§ **EXTRACTED INFORMATION**:
***
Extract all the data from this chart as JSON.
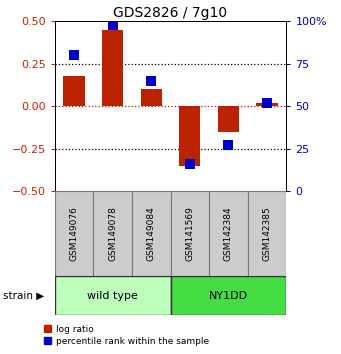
{
  "title": "GDS2826 / 7g10",
  "samples": [
    "GSM149076",
    "GSM149078",
    "GSM149084",
    "GSM141569",
    "GSM142384",
    "GSM142385"
  ],
  "log_ratio": [
    0.18,
    0.45,
    0.1,
    -0.35,
    -0.15,
    0.02
  ],
  "percentile_rank": [
    80,
    98,
    65,
    16,
    27,
    52
  ],
  "ylim_left": [
    -0.5,
    0.5
  ],
  "ylim_right": [
    0,
    100
  ],
  "yticks_left": [
    -0.5,
    -0.25,
    0,
    0.25,
    0.5
  ],
  "yticks_right": [
    0,
    25,
    50,
    75,
    100
  ],
  "bar_color_red": "#bb2200",
  "bar_color_blue": "#0000cc",
  "wildtype_color": "#bbffbb",
  "ny1dd_color": "#44dd44",
  "tick_color_left": "#cc2200",
  "tick_color_right": "#0000cc",
  "bar_width": 0.55,
  "blue_square_size": 55
}
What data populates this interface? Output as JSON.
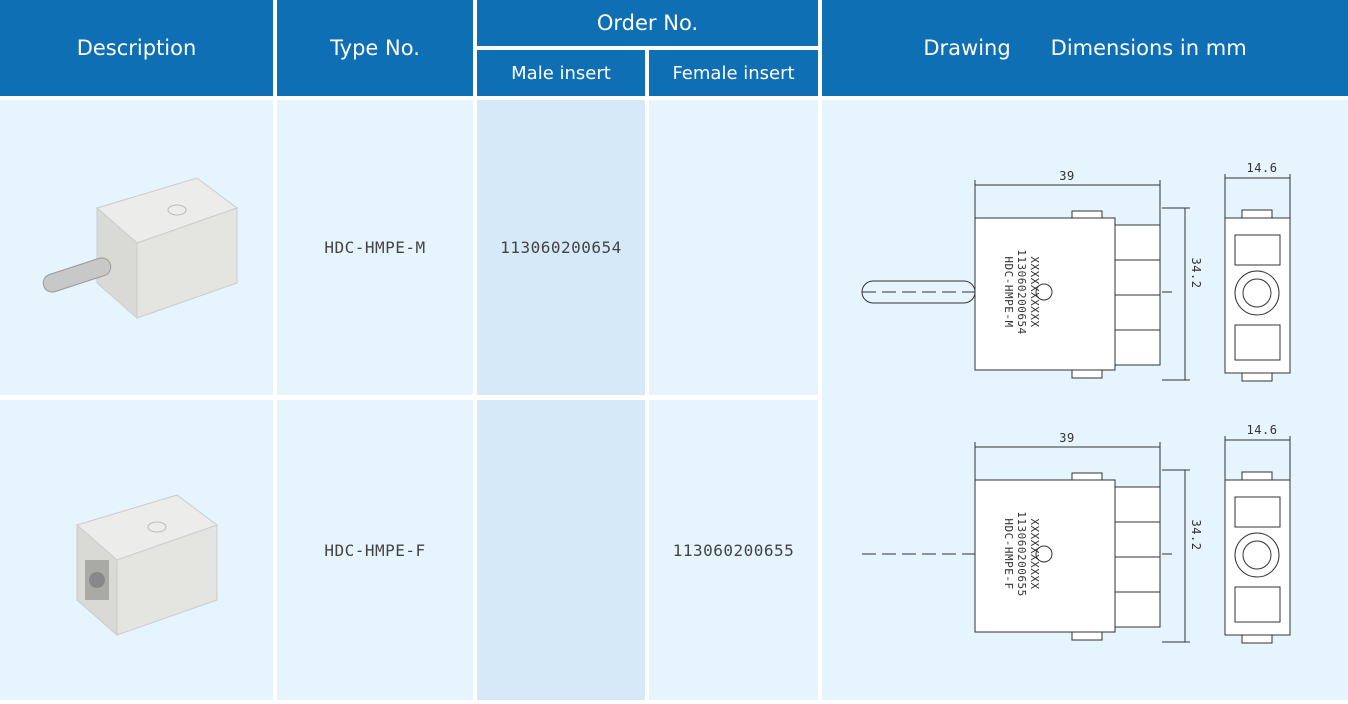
{
  "table": {
    "header": {
      "description": "Description",
      "type_no": "Type No.",
      "order_no": "Order No.",
      "male_insert": "Male insert",
      "female_insert": "Female insert",
      "drawing": "Drawing",
      "dimensions": "Dimensions in mm"
    },
    "rows": [
      {
        "type_no": "HDC-HMPE-M",
        "male_insert": "113060200654"
      },
      {
        "type_no": "HDC-HMPE-F",
        "female_insert": "113060200655"
      }
    ]
  },
  "drawings": [
    {
      "width": "39",
      "depth": "14.6",
      "height": "34.2",
      "marking": [
        "HDC-HMPE-M",
        "113060200654",
        "XXXXXXXXXX"
      ],
      "pin": true
    },
    {
      "width": "39",
      "depth": "14.6",
      "height": "34.2",
      "marking": [
        "HDC-HMPE-F",
        "113060200655",
        "XXXXXXXXXX"
      ],
      "pin": false
    }
  ]
}
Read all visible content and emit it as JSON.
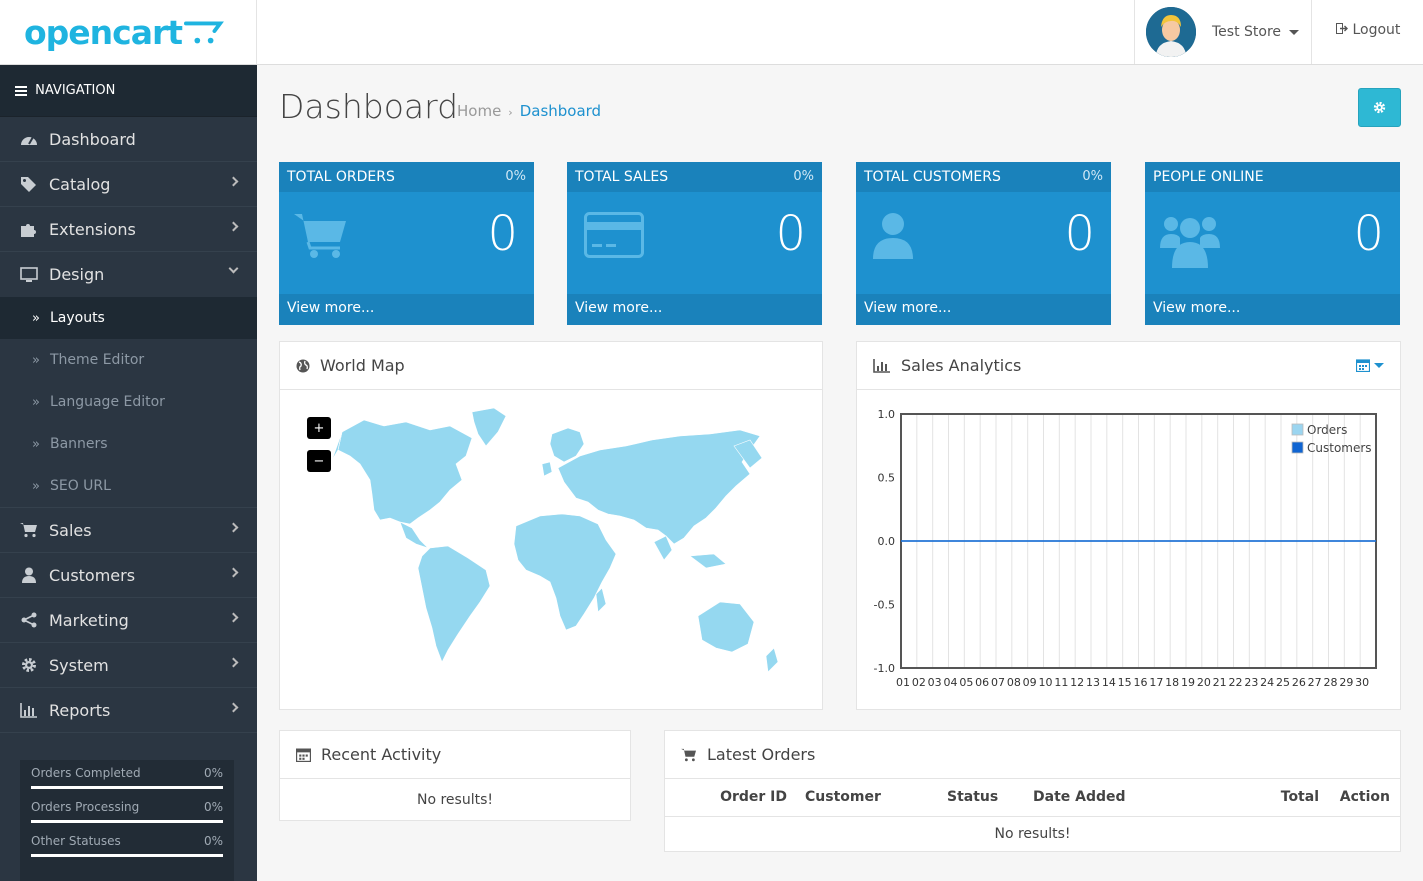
{
  "header": {
    "logo_text": "opencart",
    "store_name": "Test Store",
    "logout_label": "Logout"
  },
  "sidebar": {
    "nav_heading": "NAVIGATION",
    "items": [
      {
        "label": "Dashboard",
        "icon": "dashboard-icon"
      },
      {
        "label": "Catalog",
        "icon": "tags-icon"
      },
      {
        "label": "Extensions",
        "icon": "puzzle-icon"
      },
      {
        "label": "Design",
        "icon": "monitor-icon"
      },
      {
        "label": "Sales",
        "icon": "cart-icon"
      },
      {
        "label": "Customers",
        "icon": "user-icon"
      },
      {
        "label": "Marketing",
        "icon": "share-icon"
      },
      {
        "label": "System",
        "icon": "gear-icon"
      },
      {
        "label": "Reports",
        "icon": "bar-chart-icon"
      }
    ],
    "design_sub": [
      "Layouts",
      "Theme Editor",
      "Language Editor",
      "Banners",
      "SEO URL"
    ],
    "stats": [
      {
        "label": "Orders Completed",
        "value": "0%"
      },
      {
        "label": "Orders Processing",
        "value": "0%"
      },
      {
        "label": "Other Statuses",
        "value": "0%"
      }
    ]
  },
  "page": {
    "title": "Dashboard",
    "breadcrumb": [
      "Home",
      "Dashboard"
    ]
  },
  "tiles": [
    {
      "title": "TOTAL ORDERS",
      "pct": "0%",
      "value": "0",
      "link": "View more...",
      "icon": "shopping-cart-icon"
    },
    {
      "title": "TOTAL SALES",
      "pct": "0%",
      "value": "0",
      "link": "View more...",
      "icon": "credit-card-icon"
    },
    {
      "title": "TOTAL CUSTOMERS",
      "pct": "0%",
      "value": "0",
      "link": "View more...",
      "icon": "user-icon"
    },
    {
      "title": "PEOPLE ONLINE",
      "pct": "",
      "value": "0",
      "link": "View more...",
      "icon": "users-icon"
    }
  ],
  "map": {
    "title": "World Map",
    "zoom_in": "+",
    "zoom_out": "−"
  },
  "sales": {
    "title": "Sales Analytics"
  },
  "chart_data": {
    "type": "line",
    "x": [
      "01",
      "02",
      "03",
      "04",
      "05",
      "06",
      "07",
      "08",
      "09",
      "10",
      "11",
      "12",
      "13",
      "14",
      "15",
      "16",
      "17",
      "18",
      "19",
      "20",
      "21",
      "22",
      "23",
      "24",
      "25",
      "26",
      "27",
      "28",
      "29",
      "30"
    ],
    "series": [
      {
        "name": "Orders",
        "values": [
          0,
          0,
          0,
          0,
          0,
          0,
          0,
          0,
          0,
          0,
          0,
          0,
          0,
          0,
          0,
          0,
          0,
          0,
          0,
          0,
          0,
          0,
          0,
          0,
          0,
          0,
          0,
          0,
          0,
          0
        ],
        "color": "#9bd5f0"
      },
      {
        "name": "Customers",
        "values": [
          0,
          0,
          0,
          0,
          0,
          0,
          0,
          0,
          0,
          0,
          0,
          0,
          0,
          0,
          0,
          0,
          0,
          0,
          0,
          0,
          0,
          0,
          0,
          0,
          0,
          0,
          0,
          0,
          0,
          0
        ],
        "color": "#1065d2"
      }
    ],
    "yticks": [
      "1.0",
      "0.5",
      "0.0",
      "-0.5",
      "-1.0"
    ],
    "ylim": [
      -1,
      1
    ],
    "grid": true,
    "legend": "top-right"
  },
  "activity": {
    "title": "Recent Activity",
    "empty": "No results!"
  },
  "orders": {
    "title": "Latest Orders",
    "columns": [
      "Order ID",
      "Customer",
      "Status",
      "Date Added",
      "Total",
      "Action"
    ],
    "empty": "No results!"
  },
  "colors": {
    "primary": "#1e91cf",
    "tile_dark": "#1a82bb",
    "sidebar": "#2b3642",
    "sidebar_dark": "#1e2933",
    "info_button": "#2eb8d4",
    "map_land": "#95d8f0"
  }
}
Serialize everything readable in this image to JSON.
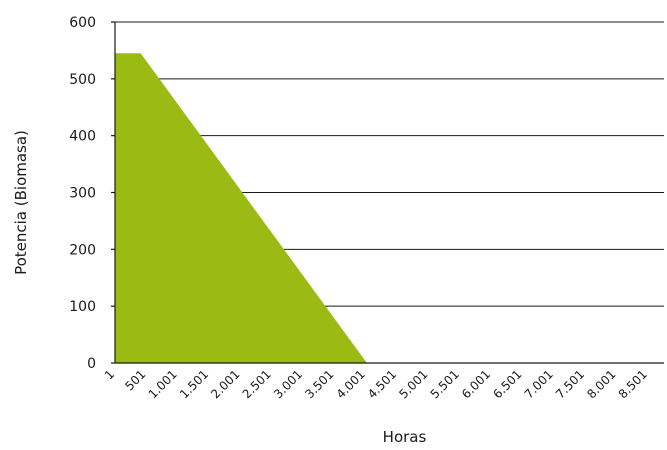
{
  "chart_data": {
    "type": "area",
    "xlabel": "Horas",
    "ylabel": "Potencia (Biomasa)",
    "ylim": [
      0,
      600
    ],
    "yticks": [
      "0",
      "100",
      "200",
      "300",
      "400",
      "500",
      "600"
    ],
    "xlim": [
      1,
      8760
    ],
    "xticks": [
      {
        "value": 1,
        "label": "1"
      },
      {
        "value": 501,
        "label": "501"
      },
      {
        "value": 1001,
        "label": "1.001"
      },
      {
        "value": 1501,
        "label": "1.501"
      },
      {
        "value": 2001,
        "label": "2.001"
      },
      {
        "value": 2501,
        "label": "2.501"
      },
      {
        "value": 3001,
        "label": "3.001"
      },
      {
        "value": 3501,
        "label": "3.501"
      },
      {
        "value": 4001,
        "label": "4.001"
      },
      {
        "value": 4501,
        "label": "4.501"
      },
      {
        "value": 5001,
        "label": "5.001"
      },
      {
        "value": 5501,
        "label": "5.501"
      },
      {
        "value": 6001,
        "label": "6.001"
      },
      {
        "value": 6501,
        "label": "6.501"
      },
      {
        "value": 7001,
        "label": "7.001"
      },
      {
        "value": 7501,
        "label": "7.501"
      },
      {
        "value": 8001,
        "label": "8.001"
      },
      {
        "value": 8501,
        "label": "8.501"
      }
    ],
    "grid": "horizontal",
    "legend": "none",
    "color": "#9bbb14",
    "series": [
      {
        "x": [
          1,
          410,
          4020,
          4020
        ],
        "y": [
          545,
          545,
          0,
          0
        ]
      }
    ]
  }
}
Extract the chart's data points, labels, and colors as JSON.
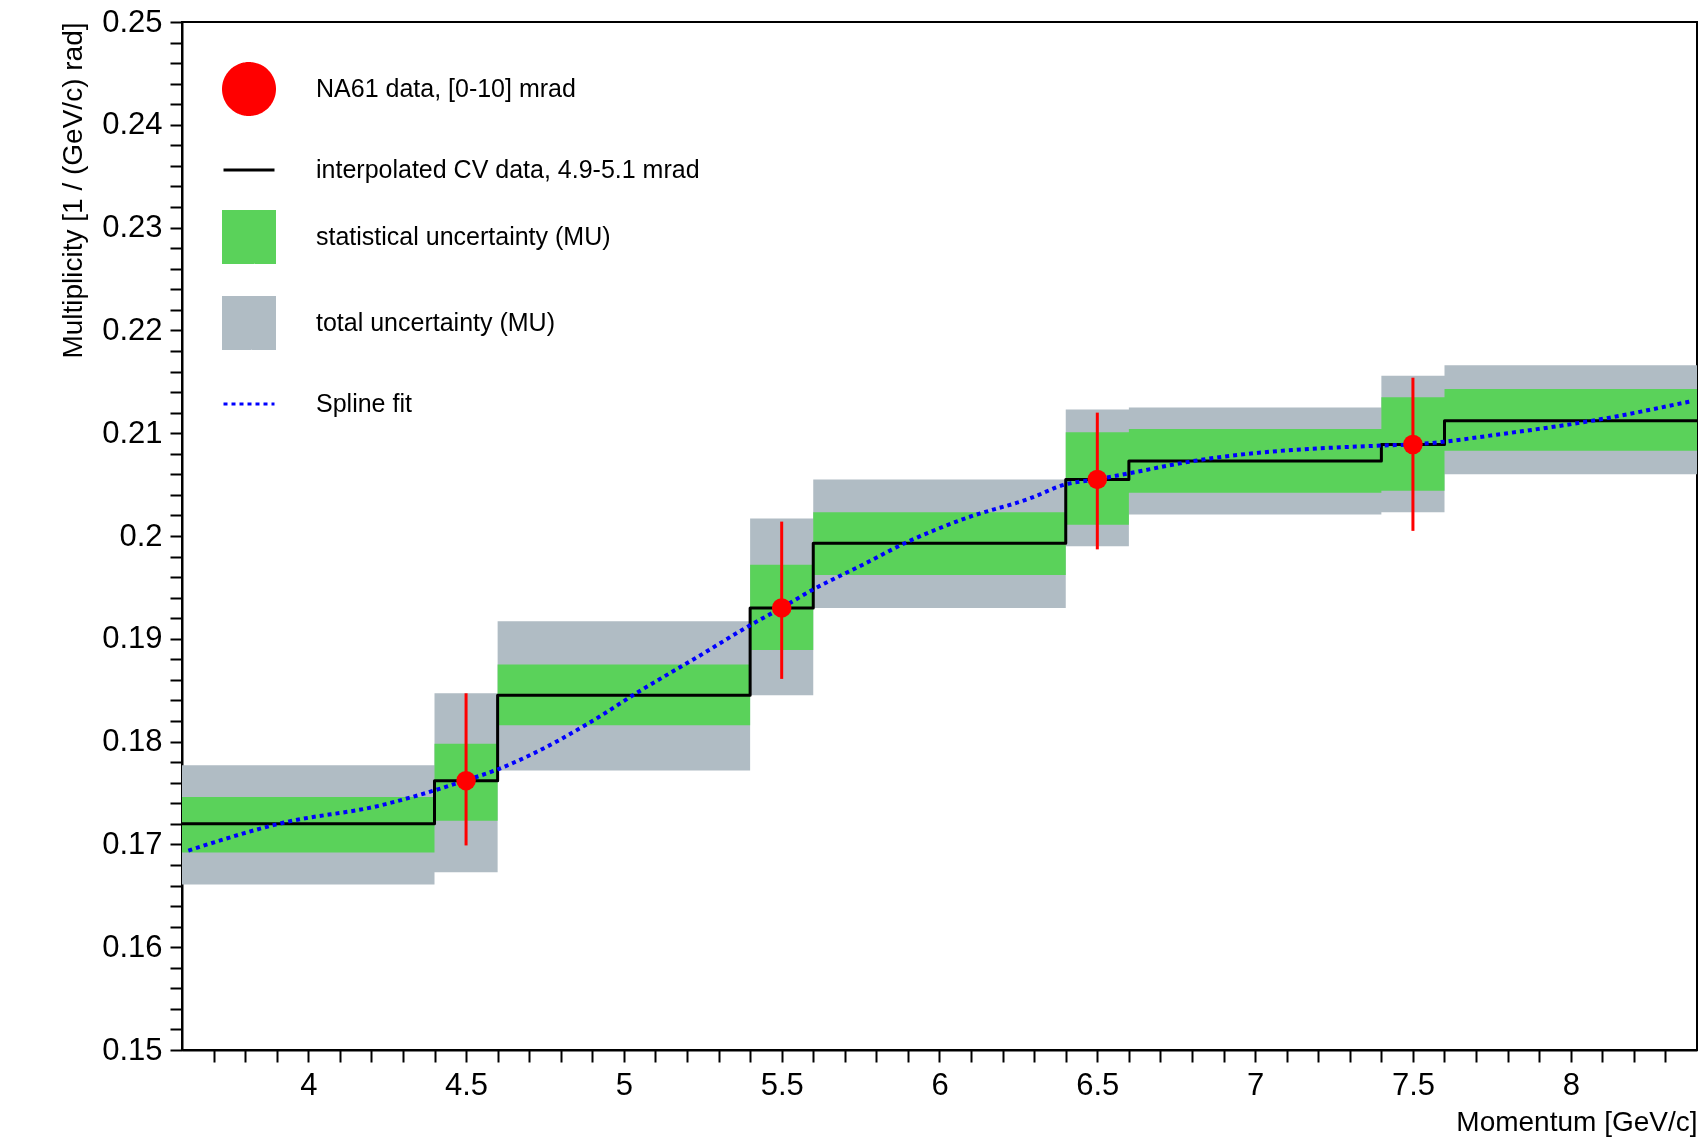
{
  "chart_data": {
    "type": "step",
    "xlabel": "Momentum [GeV/c]",
    "ylabel": "Multiplicity [1 / (GeV/c) rad]",
    "xlim": [
      3.6,
      8.4
    ],
    "ylim": [
      0.15,
      0.25
    ],
    "xticks": [
      {
        "value": 3.7,
        "label": null
      },
      {
        "value": 3.8,
        "label": null
      },
      {
        "value": 3.9,
        "label": null
      },
      4,
      {
        "value": 4.1,
        "label": null
      },
      {
        "value": 4.2,
        "label": null
      },
      {
        "value": 4.3,
        "label": null
      },
      {
        "value": 4.4,
        "label": null
      },
      4.5,
      {
        "value": 4.6,
        "label": null
      },
      {
        "value": 4.7,
        "label": null
      },
      {
        "value": 4.8,
        "label": null
      },
      {
        "value": 4.9,
        "label": null
      },
      5,
      {
        "value": 5.1,
        "label": null
      },
      {
        "value": 5.2,
        "label": null
      },
      {
        "value": 5.3,
        "label": null
      },
      {
        "value": 5.4,
        "label": null
      },
      5.5,
      {
        "value": 5.6,
        "label": null
      },
      {
        "value": 5.7,
        "label": null
      },
      {
        "value": 5.8,
        "label": null
      },
      {
        "value": 5.9,
        "label": null
      },
      6,
      {
        "value": 6.1,
        "label": null
      },
      {
        "value": 6.2,
        "label": null
      },
      {
        "value": 6.3,
        "label": null
      },
      {
        "value": 6.4,
        "label": null
      },
      6.5,
      {
        "value": 6.6,
        "label": null
      },
      {
        "value": 6.7,
        "label": null
      },
      {
        "value": 6.8,
        "label": null
      },
      {
        "value": 6.9,
        "label": null
      },
      7,
      {
        "value": 7.1,
        "label": null
      },
      {
        "value": 7.2,
        "label": null
      },
      {
        "value": 7.3,
        "label": null
      },
      {
        "value": 7.4,
        "label": null
      },
      7.5,
      {
        "value": 7.6,
        "label": null
      },
      {
        "value": 7.7,
        "label": null
      },
      {
        "value": 7.8,
        "label": null
      },
      {
        "value": 7.9,
        "label": null
      },
      8,
      {
        "value": 8.1,
        "label": null
      },
      {
        "value": 8.2,
        "label": null
      },
      {
        "value": 8.3,
        "label": null
      }
    ],
    "yticks": [
      0.15,
      {
        "value": 0.152,
        "label": null
      },
      {
        "value": 0.154,
        "label": null
      },
      {
        "value": 0.156,
        "label": null
      },
      {
        "value": 0.158,
        "label": null
      },
      0.16,
      {
        "value": 0.162,
        "label": null
      },
      {
        "value": 0.164,
        "label": null
      },
      {
        "value": 0.166,
        "label": null
      },
      {
        "value": 0.168,
        "label": null
      },
      0.17,
      {
        "value": 0.172,
        "label": null
      },
      {
        "value": 0.174,
        "label": null
      },
      {
        "value": 0.176,
        "label": null
      },
      {
        "value": 0.178,
        "label": null
      },
      0.18,
      {
        "value": 0.182,
        "label": null
      },
      {
        "value": 0.184,
        "label": null
      },
      {
        "value": 0.186,
        "label": null
      },
      {
        "value": 0.188,
        "label": null
      },
      0.19,
      {
        "value": 0.192,
        "label": null
      },
      {
        "value": 0.194,
        "label": null
      },
      {
        "value": 0.196,
        "label": null
      },
      {
        "value": 0.198,
        "label": null
      },
      0.2,
      {
        "value": 0.202,
        "label": null
      },
      {
        "value": 0.204,
        "label": null
      },
      {
        "value": 0.206,
        "label": null
      },
      {
        "value": 0.208,
        "label": null
      },
      0.21,
      {
        "value": 0.212,
        "label": null
      },
      {
        "value": 0.214,
        "label": null
      },
      {
        "value": 0.216,
        "label": null
      },
      {
        "value": 0.218,
        "label": null
      },
      0.22,
      {
        "value": 0.222,
        "label": null
      },
      {
        "value": 0.224,
        "label": null
      },
      {
        "value": 0.226,
        "label": null
      },
      {
        "value": 0.228,
        "label": null
      },
      0.23,
      {
        "value": 0.232,
        "label": null
      },
      {
        "value": 0.234,
        "label": null
      },
      {
        "value": 0.236,
        "label": null
      },
      {
        "value": 0.238,
        "label": null
      },
      0.24,
      {
        "value": 0.242,
        "label": null
      },
      {
        "value": 0.244,
        "label": null
      },
      {
        "value": 0.246,
        "label": null
      },
      {
        "value": 0.248,
        "label": null
      },
      0.25
    ],
    "grid": false,
    "legend": "top left",
    "series": [
      {
        "name": "NA61 data, [0-10] mrad",
        "type": "scatter",
        "color": "#ff0000",
        "marker": "circle",
        "x": [
          4.5,
          5.5,
          6.5,
          7.5
        ],
        "values": [
          0.1762,
          0.193,
          0.2055,
          0.2089
        ],
        "errors": [
          [
            0.1699,
            0.1847
          ],
          [
            0.1861,
            0.2014
          ],
          [
            0.1987,
            0.212
          ],
          [
            0.2005,
            0.2154
          ]
        ]
      },
      {
        "name": "interpolated CV data, 4.9-5.1 mrad",
        "color": "#000000",
        "x": [
          3.6,
          4.4,
          4.6,
          5.4,
          5.6,
          6.4,
          6.6,
          7.4,
          7.6,
          8.4
        ],
        "values": [
          0.172,
          0.1762,
          0.1845,
          0.193,
          0.1993,
          0.2055,
          0.2073,
          0.2089,
          0.2112,
          0.2112
        ]
      },
      {
        "name": "statistical uncertainty (MU)",
        "type": "area",
        "color": "#5ad25a",
        "x": [
          3.6,
          4.4,
          4.6,
          5.4,
          5.6,
          6.4,
          6.6,
          7.4,
          7.6,
          8.4
        ],
        "values": [
          null,
          null,
          null,
          null,
          null,
          null,
          null,
          null,
          null,
          null
        ],
        "lower": [
          0.1692,
          0.1723,
          0.1816,
          0.1889,
          0.1962,
          0.2011,
          0.2042,
          0.2044,
          0.2083,
          0.2083
        ],
        "upper": [
          0.1746,
          0.1798,
          0.1875,
          0.1972,
          0.2023,
          0.2101,
          0.2104,
          0.2135,
          0.2143,
          0.2143
        ]
      },
      {
        "name": "total uncertainty (MU)",
        "type": "area",
        "color": "#b0bcc4",
        "x": [
          3.6,
          4.4,
          4.6,
          5.4,
          5.6,
          6.4,
          6.6,
          7.4,
          7.6,
          8.4
        ],
        "values": [
          null,
          null,
          null,
          null,
          null,
          null,
          null,
          null,
          null,
          null
        ],
        "lower": [
          0.1661,
          0.1673,
          0.1772,
          0.1845,
          0.193,
          0.199,
          0.2021,
          0.2023,
          0.206,
          0.206
        ],
        "upper": [
          0.1777,
          0.1847,
          0.1917,
          0.2017,
          0.2055,
          0.2123,
          0.2125,
          0.2156,
          0.2166,
          0.2166
        ]
      },
      {
        "name": "Spline fit",
        "type": "line",
        "color": "#0000ff",
        "line_style": "dotted",
        "x": [
          3.62,
          3.92,
          4.23,
          4.394,
          4.496,
          4.592,
          4.697,
          4.9,
          5.044,
          5.237,
          5.399,
          5.499,
          5.594,
          5.763,
          5.89,
          6.08,
          6.29,
          6.396,
          6.495,
          6.87,
          7.4,
          7.495,
          7.8,
          8.065,
          8.38
        ],
        "values": [
          0.1694,
          0.1721,
          0.1738,
          0.1752,
          0.1762,
          0.1772,
          0.1786,
          0.182,
          0.1848,
          0.1883,
          0.1913,
          0.193,
          0.1947,
          0.1973,
          0.1993,
          0.2017,
          0.2037,
          0.205,
          0.2055,
          0.2076,
          0.2088,
          0.2089,
          0.21,
          0.2112,
          0.2131
        ]
      }
    ]
  }
}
***
Show each line of the listing that holds the string "mrad".

        "name": "NA61 data, [0-10] mrad",
        "name": "interpolated CV data, 4.9-5.1 mrad",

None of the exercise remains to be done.